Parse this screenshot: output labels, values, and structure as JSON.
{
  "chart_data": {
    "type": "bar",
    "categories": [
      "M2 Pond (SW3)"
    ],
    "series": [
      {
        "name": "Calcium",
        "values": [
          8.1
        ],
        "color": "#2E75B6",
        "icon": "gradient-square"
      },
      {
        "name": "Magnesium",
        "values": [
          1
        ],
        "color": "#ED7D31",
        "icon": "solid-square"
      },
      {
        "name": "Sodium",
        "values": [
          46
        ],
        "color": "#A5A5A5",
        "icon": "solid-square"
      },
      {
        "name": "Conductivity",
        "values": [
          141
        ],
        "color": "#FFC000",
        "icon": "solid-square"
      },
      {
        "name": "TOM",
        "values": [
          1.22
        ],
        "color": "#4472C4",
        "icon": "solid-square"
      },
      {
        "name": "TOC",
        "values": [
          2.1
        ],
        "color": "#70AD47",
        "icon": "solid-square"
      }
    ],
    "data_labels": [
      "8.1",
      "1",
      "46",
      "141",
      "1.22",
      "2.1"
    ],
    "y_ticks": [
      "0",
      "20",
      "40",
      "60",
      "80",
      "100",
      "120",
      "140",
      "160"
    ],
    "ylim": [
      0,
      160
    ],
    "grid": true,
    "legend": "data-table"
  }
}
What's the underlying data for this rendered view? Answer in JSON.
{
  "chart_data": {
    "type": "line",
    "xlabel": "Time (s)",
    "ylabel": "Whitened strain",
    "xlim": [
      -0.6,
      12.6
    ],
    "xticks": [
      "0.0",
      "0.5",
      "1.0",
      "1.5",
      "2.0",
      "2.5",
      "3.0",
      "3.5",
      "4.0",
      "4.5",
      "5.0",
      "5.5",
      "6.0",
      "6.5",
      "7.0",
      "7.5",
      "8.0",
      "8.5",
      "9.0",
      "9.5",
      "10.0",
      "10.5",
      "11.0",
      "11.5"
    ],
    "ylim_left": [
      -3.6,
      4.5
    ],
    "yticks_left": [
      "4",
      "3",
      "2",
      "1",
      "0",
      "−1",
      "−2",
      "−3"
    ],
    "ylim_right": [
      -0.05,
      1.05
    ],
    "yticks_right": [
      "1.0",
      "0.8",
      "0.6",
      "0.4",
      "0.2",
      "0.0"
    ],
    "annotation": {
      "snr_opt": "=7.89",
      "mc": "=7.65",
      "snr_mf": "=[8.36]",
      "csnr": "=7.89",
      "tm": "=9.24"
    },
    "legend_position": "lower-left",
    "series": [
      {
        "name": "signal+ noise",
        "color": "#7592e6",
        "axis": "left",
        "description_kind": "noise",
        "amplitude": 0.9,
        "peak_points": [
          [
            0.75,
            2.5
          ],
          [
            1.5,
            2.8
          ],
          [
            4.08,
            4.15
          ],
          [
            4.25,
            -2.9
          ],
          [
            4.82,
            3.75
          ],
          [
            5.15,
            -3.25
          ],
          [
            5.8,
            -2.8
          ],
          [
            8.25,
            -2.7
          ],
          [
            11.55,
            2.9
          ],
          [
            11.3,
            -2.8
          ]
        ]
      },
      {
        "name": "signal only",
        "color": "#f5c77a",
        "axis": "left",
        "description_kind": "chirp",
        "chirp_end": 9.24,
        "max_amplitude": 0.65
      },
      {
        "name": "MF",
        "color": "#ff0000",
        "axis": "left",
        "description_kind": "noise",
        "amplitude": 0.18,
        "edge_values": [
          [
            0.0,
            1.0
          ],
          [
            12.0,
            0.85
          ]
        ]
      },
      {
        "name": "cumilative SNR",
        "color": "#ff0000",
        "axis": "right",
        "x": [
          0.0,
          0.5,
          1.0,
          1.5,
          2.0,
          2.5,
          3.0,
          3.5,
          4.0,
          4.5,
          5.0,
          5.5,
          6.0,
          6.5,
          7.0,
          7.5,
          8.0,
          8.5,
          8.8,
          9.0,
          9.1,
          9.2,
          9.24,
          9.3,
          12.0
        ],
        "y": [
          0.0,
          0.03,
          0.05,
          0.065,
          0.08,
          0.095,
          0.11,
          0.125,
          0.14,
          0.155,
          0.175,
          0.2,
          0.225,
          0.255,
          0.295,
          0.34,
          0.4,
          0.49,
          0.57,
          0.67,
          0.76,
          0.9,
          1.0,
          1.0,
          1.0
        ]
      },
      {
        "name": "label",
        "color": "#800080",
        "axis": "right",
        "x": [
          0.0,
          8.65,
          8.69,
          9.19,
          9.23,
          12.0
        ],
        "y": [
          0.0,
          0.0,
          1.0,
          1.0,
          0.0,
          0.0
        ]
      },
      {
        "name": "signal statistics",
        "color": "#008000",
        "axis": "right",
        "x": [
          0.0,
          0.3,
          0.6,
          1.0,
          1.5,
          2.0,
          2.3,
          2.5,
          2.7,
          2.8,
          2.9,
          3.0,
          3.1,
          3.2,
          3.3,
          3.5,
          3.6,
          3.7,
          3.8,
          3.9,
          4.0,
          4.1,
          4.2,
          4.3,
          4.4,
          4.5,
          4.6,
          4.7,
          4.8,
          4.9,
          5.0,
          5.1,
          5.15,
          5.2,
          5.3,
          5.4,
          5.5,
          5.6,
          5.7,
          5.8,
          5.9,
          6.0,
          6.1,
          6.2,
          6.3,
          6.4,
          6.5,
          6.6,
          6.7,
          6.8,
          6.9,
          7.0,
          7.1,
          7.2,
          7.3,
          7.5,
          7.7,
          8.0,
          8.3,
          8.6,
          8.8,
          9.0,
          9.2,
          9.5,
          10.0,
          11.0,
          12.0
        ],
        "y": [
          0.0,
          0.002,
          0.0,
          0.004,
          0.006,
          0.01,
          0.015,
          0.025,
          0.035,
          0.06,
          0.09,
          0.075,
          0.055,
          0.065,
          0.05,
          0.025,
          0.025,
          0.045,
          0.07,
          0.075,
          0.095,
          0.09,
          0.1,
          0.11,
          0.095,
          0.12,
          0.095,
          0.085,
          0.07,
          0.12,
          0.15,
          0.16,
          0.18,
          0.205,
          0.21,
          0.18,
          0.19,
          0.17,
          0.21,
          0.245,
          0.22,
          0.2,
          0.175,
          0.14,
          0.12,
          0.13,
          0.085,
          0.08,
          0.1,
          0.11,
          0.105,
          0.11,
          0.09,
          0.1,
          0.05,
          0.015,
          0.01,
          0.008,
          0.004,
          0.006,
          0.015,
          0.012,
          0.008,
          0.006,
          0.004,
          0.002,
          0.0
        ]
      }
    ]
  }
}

## REQUIREMENT
Look for the word "color" in every line of the listing and copy the lines that have it.

## TASK ANSWER
        "color": "#2E75B6",
        "color": "#ED7D31",
        "color": "#A5A5A5",
        "color": "#FFC000",
        "color": "#4472C4",
        "color": "#70AD47",
        "color": "#7592e6",
        "color": "#f5c77a",
        "color": "#ff0000",
        "color": "#ff0000",
        "color": "#800080",
        "color": "#008000",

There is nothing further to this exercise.